→ PROBLEM:
Pull out every line with the word "Eurasia".

Records excerpted from a collection:
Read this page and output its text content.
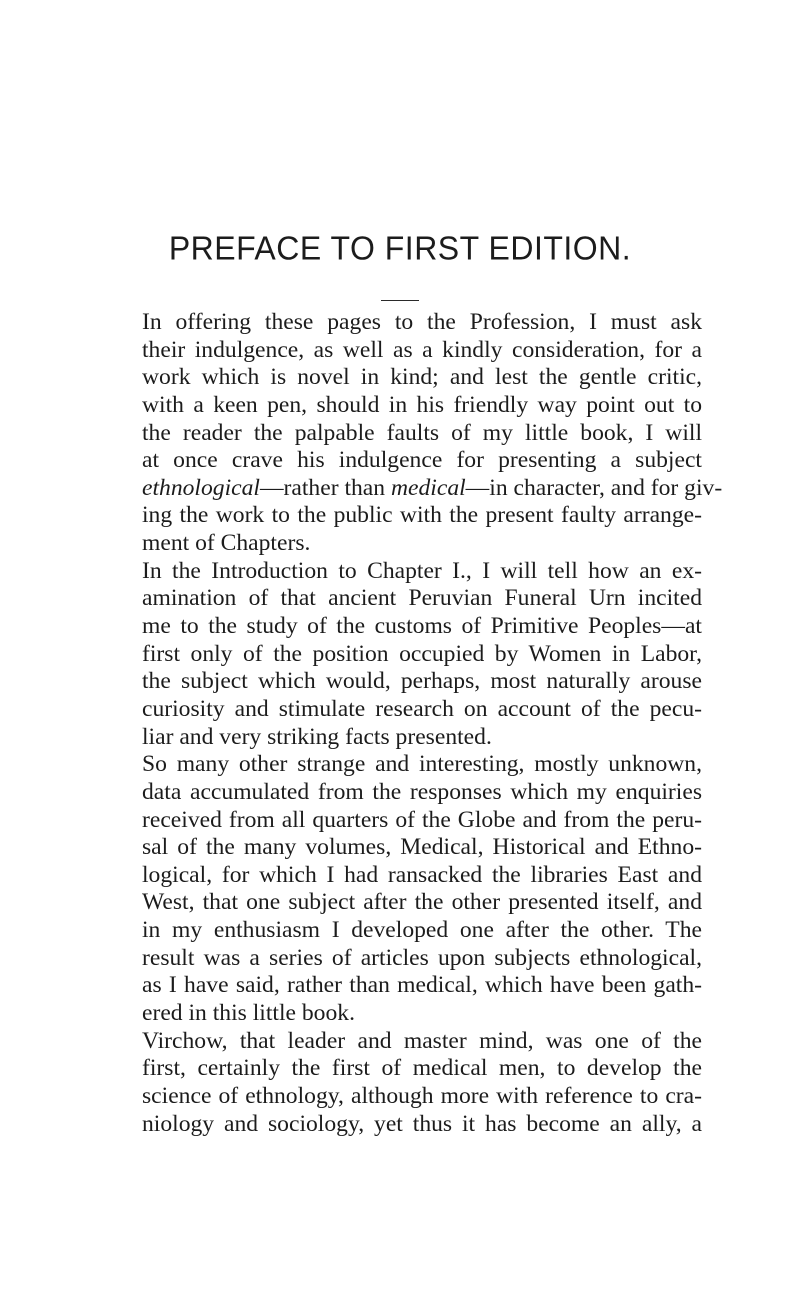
PREFACE TO FIRST EDITION.
In offering these pages to the Profession, I must ask
their indulgence, as well as a kindly consideration, for a
work which is novel in kind; and lest the gentle critic,
with a keen pen, should in his friendly way point out to
the reader the palpable faults of my little book, I will
at once crave his indulgence for presenting a subject
ethnological—rather than medical—in character, and for giv-
ing the work to the public with the present faulty arrange-
ment of Chapters.
In the Introduction to Chapter I., I will tell how an ex-
amination of that ancient Peruvian Funeral Urn incited
me to the study of the customs of Primitive Peoples—at
first only of the position occupied by Women in Labor,
the subject which would, perhaps, most naturally arouse
curiosity and stimulate research on account of the pecu-
liar and very striking facts presented.
So many other strange and interesting, mostly unknown,
data accumulated from the responses which my enquiries
received from all quarters of the Globe and from the peru-
sal of the many volumes, Medical, Historical and Ethno-
logical, for which I had ransacked the libraries East and
West, that one subject after the other presented itself, and
in my enthusiasm I developed one after the other. The
result was a series of articles upon subjects ethnological,
as I have said, rather than medical, which have been gath-
ered in this little book.
Virchow, that leader and master mind, was one of the
first, certainly the first of medical men, to develop the
science of ethnology, although more with reference to cra-
niology and sociology, yet thus it has become an ally, a
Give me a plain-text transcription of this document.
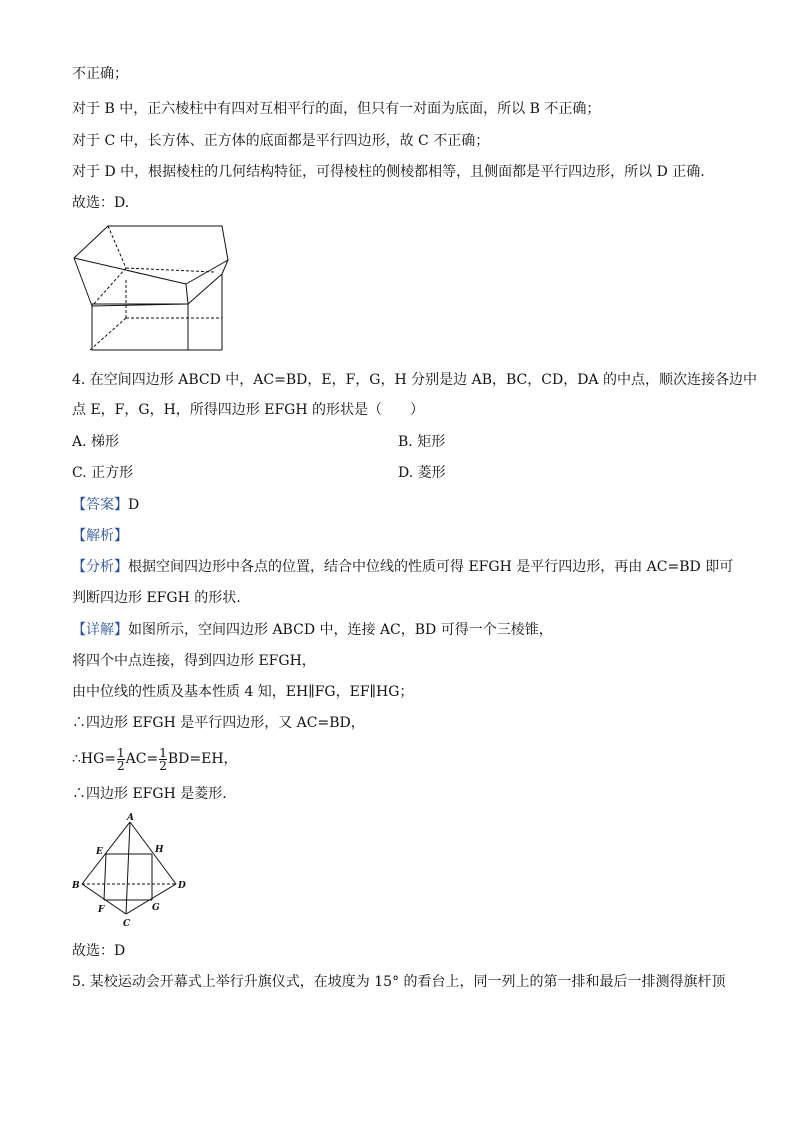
不正确；
对于 B 中，正六棱柱中有四对互相平行的面，但只有一对面为底面，所以 B 不正确；
对于 C 中，长方体、正方体的底面都是平行四边形，故 C 不正确；
对于 D 中，根据棱柱的几何结构特征，可得棱柱的侧棱都相等，且侧面都是平行四边形，所以 D 正确.
故选：D.
4. 在空间四边形 ABCD 中，AC=BD，E，F，G，H 分别是边 AB，BC，CD，DA 的中点，顺次连接各边中
点 E，F，G，H，所得四边形 EFGH 的形状是（　　）
A. 梯形	B. 矩形
C. 正方形	D. 菱形
【答案】D
【解析】
【分析】根据空间四边形中各点的位置，结合中位线的性质可得 EFGH 是平行四边形，再由 AC=BD 即可
判断四边形 EFGH 的形状.
【详解】如图所示，空间四边形 ABCD 中，连接 AC，BD 可得一个三棱锥，
将四个中点连接，得到四边形 EFGH，
由中位线的性质及基本性质 4 知，EH∥FG，EF∥HG；
∴四边形 EFGH 是平行四边形，又 AC=BD，
∴HG= $\frac{1}{2} AC= \frac{1}{2} BD=EH$，
∴四边形 EFGH 是菱形.
A
B
C
D
E
F	G
H
故选：D
5. 某校运动会开幕式上举行升旗仪式，在坡度为 15° 的看台上，同一列上的第一排和最后一排测得旗杆顶
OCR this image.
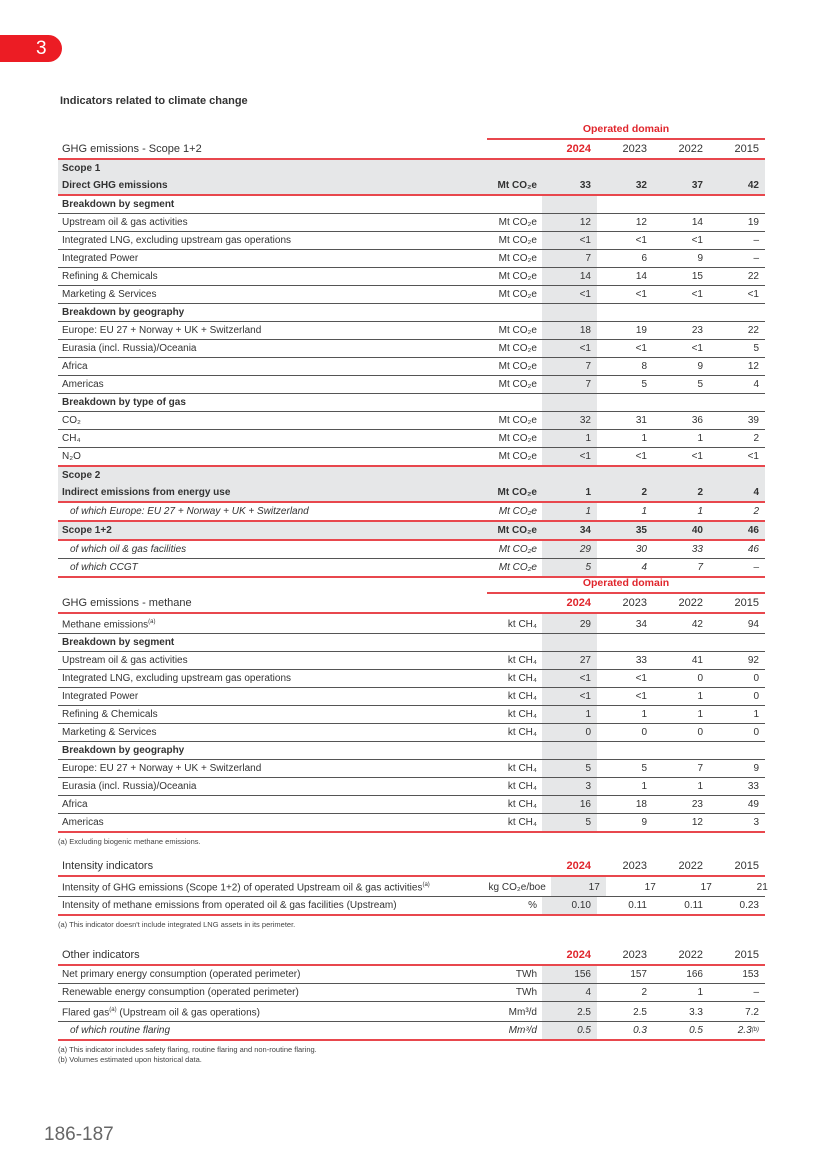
3
Indicators related to climate change
Operated domain
GHG emissions - Scope 1+2	2024	2023	2022	2015
Scope 1
Direct GHG emissions	Mt CO₂e	33	32	37	42
Breakdown by segment
Upstream oil & gas activities	Mt CO₂e	12	12	14	19
Integrated LNG, excluding upstream gas operations	Mt CO₂e	<1	<1	<1	–
Integrated Power	Mt CO₂e	7	6	9	–
Refining & Chemicals	Mt CO₂e	14	14	15	22
Marketing & Services	Mt CO₂e	<1	<1	<1	<1
Breakdown by geography
Europe: EU 27 + Norway + UK + Switzerland	Mt CO₂e	18	19	23	22
Eurasia (incl. Russia)/Oceania	Mt CO₂e	<1	<1	<1	5
Africa	Mt CO₂e	7	8	9	12
Americas	Mt CO₂e	7	5	5	4
Breakdown by type of gas
CO₂	Mt CO₂e	32	31	36	39
CH₄	Mt CO₂e	1	1	1	2
N₂O	Mt CO₂e	<1	<1	<1	<1
Scope 2
Indirect emissions from energy use	Mt CO₂e	1	2	2	4
of which Europe: EU 27 + Norway + UK + Switzerland	Mt CO₂e	1	1	1	2
Scope 1+2	Mt CO₂e	34	35	40	46
of which oil & gas facilities	Mt CO₂e	29	30	33	46
of which CCGT	Mt CO₂e	5	4	7	–
Operated domain
GHG emissions - methane	2024	2023	2022	2015
Methane emissions$^{(a)}$	kt CH₄	29	34	42	94
Breakdown by segment
Upstream oil & gas activities	kt CH₄	27	33	41	92
Integrated LNG, excluding upstream gas operations	kt CH₄	<1	<1	0	0
Integrated Power	kt CH₄	<1	<1	1	0
Refining & Chemicals	kt CH₄	1	1	1	1
Marketing & Services	kt CH₄	0	0	0	0
Breakdown by geography
Europe: EU 27 + Norway + UK + Switzerland	kt CH₄	5	5	7	9
Eurasia (incl. Russia)/Oceania	kt CH₄	3	1	1	33
Africa	kt CH₄	16	18	23	49
Americas	kt CH₄	5	9	12	3
(a) Excluding biogenic methane emissions.
Intensity indicators	2024	2023	2022	2015
Intensity of GHG emissions (Scope 1+2) of operated Upstream oil & gas activities$^{(a)}$	kg CO₂e/boe	17	17	17	21
Intensity of methane emissions from operated oil & gas facilities (Upstream)	%	0.10	0.11	0.11	0.23
(a) This indicator doesn't include integrated LNG assets in its perimeter.
Other indicators	2024	2023	2022	2015
Net primary energy consumption (operated perimeter)	TWh	156	157	166	153
Renewable energy consumption (operated perimeter)	TWh	4	2	1	–
Flared gas$^{(a)}$ (Upstream oil & gas operations)	Mm³/d	2.5	2.5	3.3	7.2
of which routine flaring	Mm³/d	0.5	0.3	0.5	2.3 (b)
(a) This indicator includes safety flaring, routine flaring and non-routine flaring.
(b) Volumes estimated upon historical data.
186-187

→ SOLUTION:
Eurasia (incl. Russia)/Oceania	Mt CO₂e	<1	<1	<1	5
Eurasia (incl. Russia)/Oceania	kt CH₄	3	1	1	33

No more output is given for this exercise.